◆ Task ◆
Leave out the images; return the rest of the data exactly.
------ Dataset records
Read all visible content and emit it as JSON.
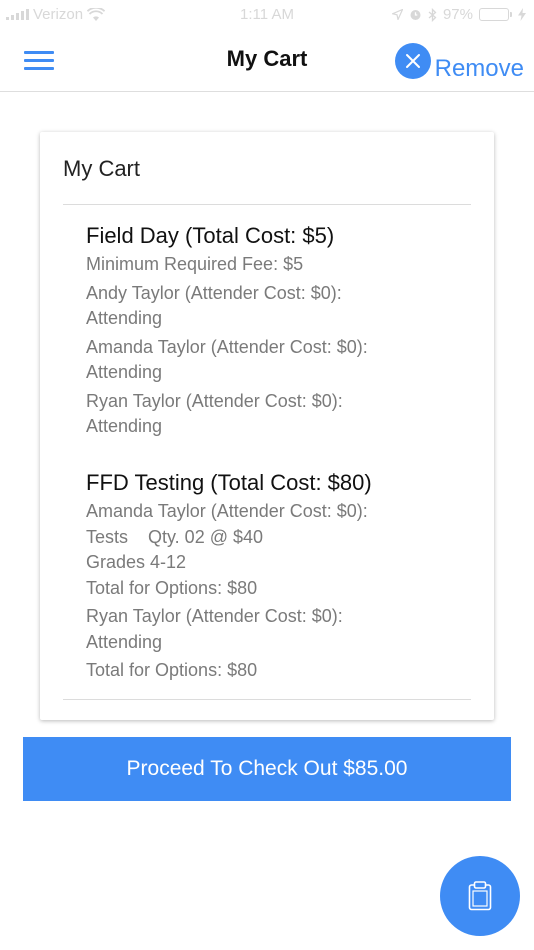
{
  "status_bar": {
    "carrier": "Verizon",
    "time": "1:11 AM",
    "battery": "97%",
    "battery_level": 0.97,
    "battery_color": "#34c759"
  },
  "header": {
    "title": "My Cart",
    "menu_icon": "hamburger-menu-icon",
    "remove_icon": "close-icon",
    "remove_label": "Remove"
  },
  "cart": {
    "title": "My Cart",
    "events": [
      {
        "title": "Field Day (Total Cost: $5)",
        "lines": [
          "Minimum Required Fee: $5",
          "Andy Taylor (Attender Cost: $0):",
          "Attending",
          "Amanda Taylor (Attender Cost: $0):",
          "Attending",
          "Ryan Taylor (Attender Cost: $0):",
          "Attending"
        ]
      },
      {
        "title": "FFD Testing (Total Cost: $80)",
        "lines": [
          "Amanda Taylor (Attender Cost: $0):",
          "Tests    Qty. 02 @ $40",
          "Grades 4-12",
          "Total for Options: $80",
          "Ryan Taylor (Attender Cost: $0):",
          "Attending",
          "Total for Options: $80"
        ]
      }
    ]
  },
  "checkout": {
    "label": "Proceed To Check Out $85.00"
  },
  "fab": {
    "icon": "clipboard-icon"
  },
  "colors": {
    "accent": "#3f8cf4",
    "text_primary": "#111111",
    "text_secondary": "#7a7a7a"
  }
}
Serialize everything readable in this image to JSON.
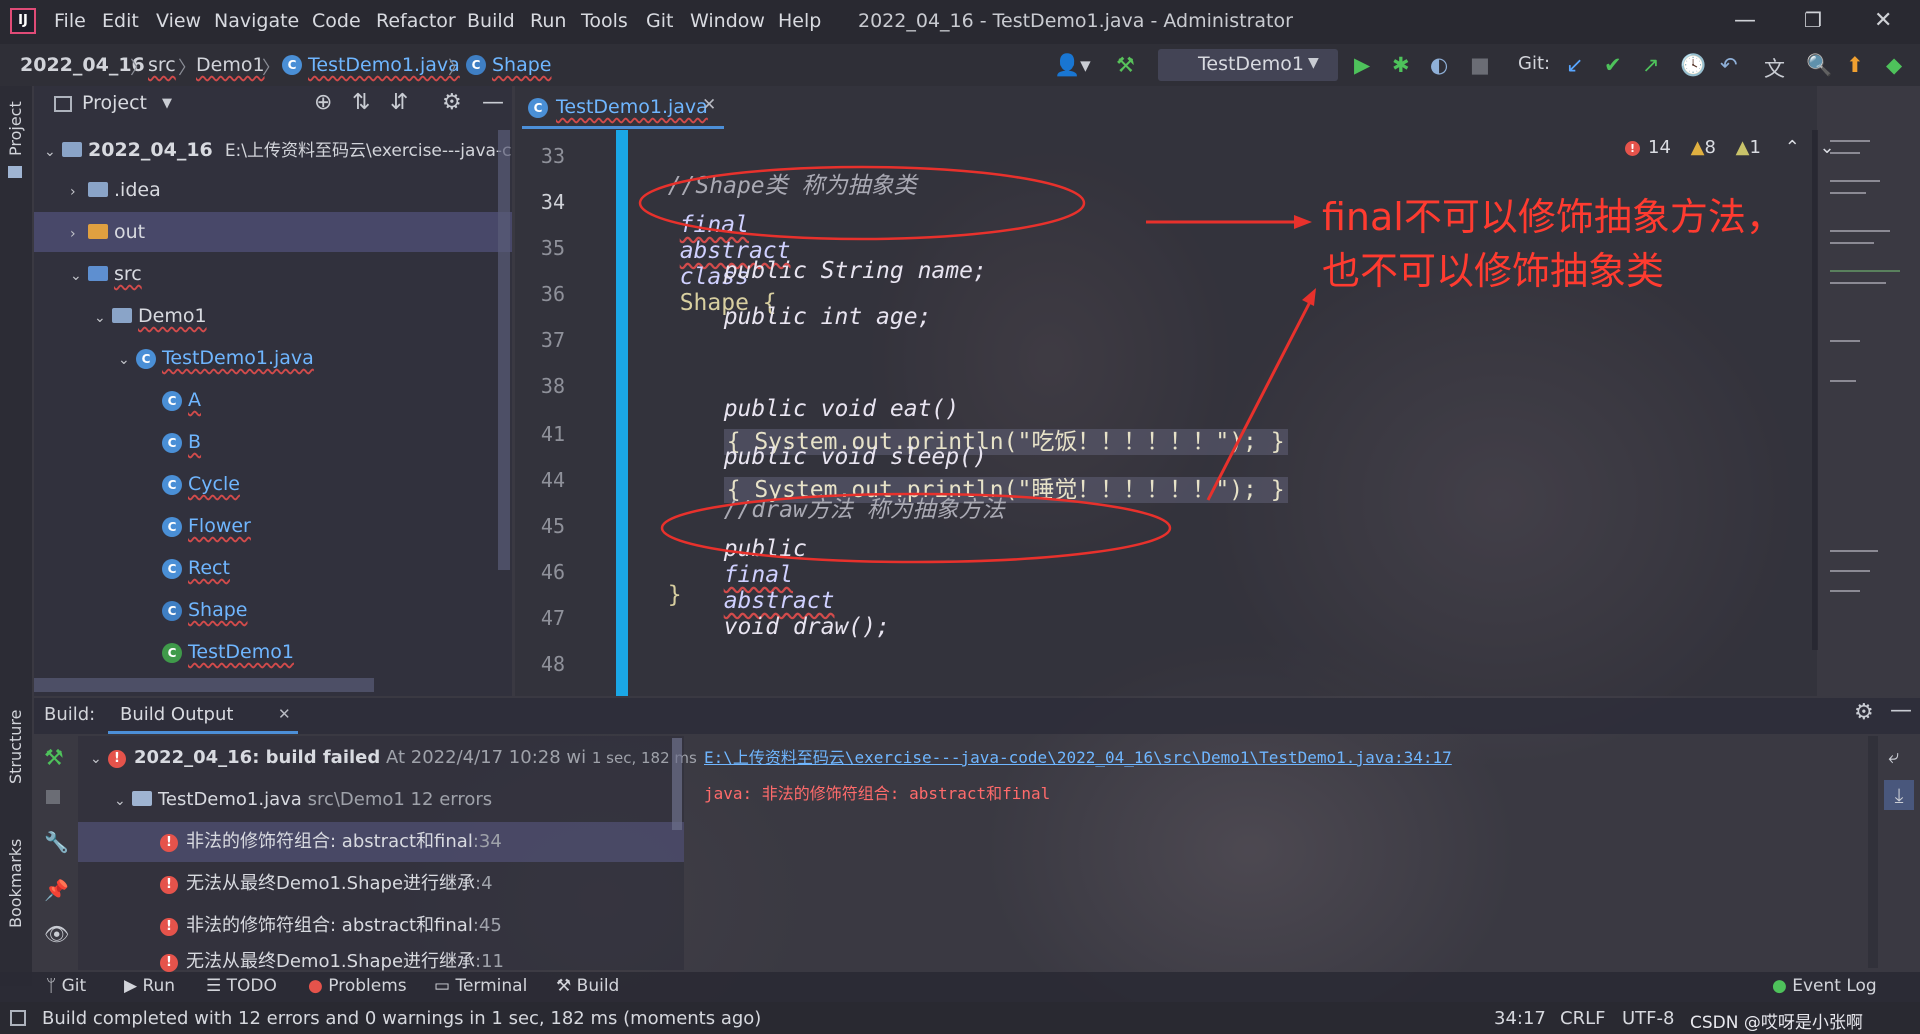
------------
◆ Task answer ◆
Read all visible content and emit it as JSON.
{
  "status_bar": {
    "carrier": "Verizon",
    "time": "1:11 AM",
    "battery": "97%",
    "battery_level": 0.97,
    "battery_color": "#34c759"
  },
  "header": {
    "title": "My Cart",
    "menu_icon": "hamburger-menu-icon",
    "remove_icon": "close-icon",
    "remove_label": "Remove"
  },
  "cart": {
    "title": "My Cart",
    "events": [
      {
        "title": "Field Day (Total Cost: $5)",
        "lines": [
          "Minimum Required Fee: $5",
          "Andy Taylor (Attender Cost: $0):",
          "Attending",
          "Amanda Taylor (Attender Cost: $0):",
          "Attending",
          "Ryan Taylor (Attender Cost: $0):",
          "Attending"
        ]
      },
      {
        "title": "FFD Testing (Total Cost: $80)",
        "lines": [
          "Amanda Taylor (Attender Cost: $0):",
          "Tests    Qty. 02 @ $40",
          "Grades 4-12",
          "Total for Options: $80",
          "Ryan Taylor (Attender Cost: $0):",
          "Attending",
          "Total for Options: $80"
        ]
      }
    ]
  },
  "checkout": {
    "label": "Proceed To Check Out $85.00"
  },
  "fab": {
    "icon": "clipboard-icon"
  },
  "colors": {
    "accent": "#3f8cf4",
    "text_primary": "#111111",
    "text_secondary": "#7a7a7a"
  }
}
Serialize everything readable in this image to JSON.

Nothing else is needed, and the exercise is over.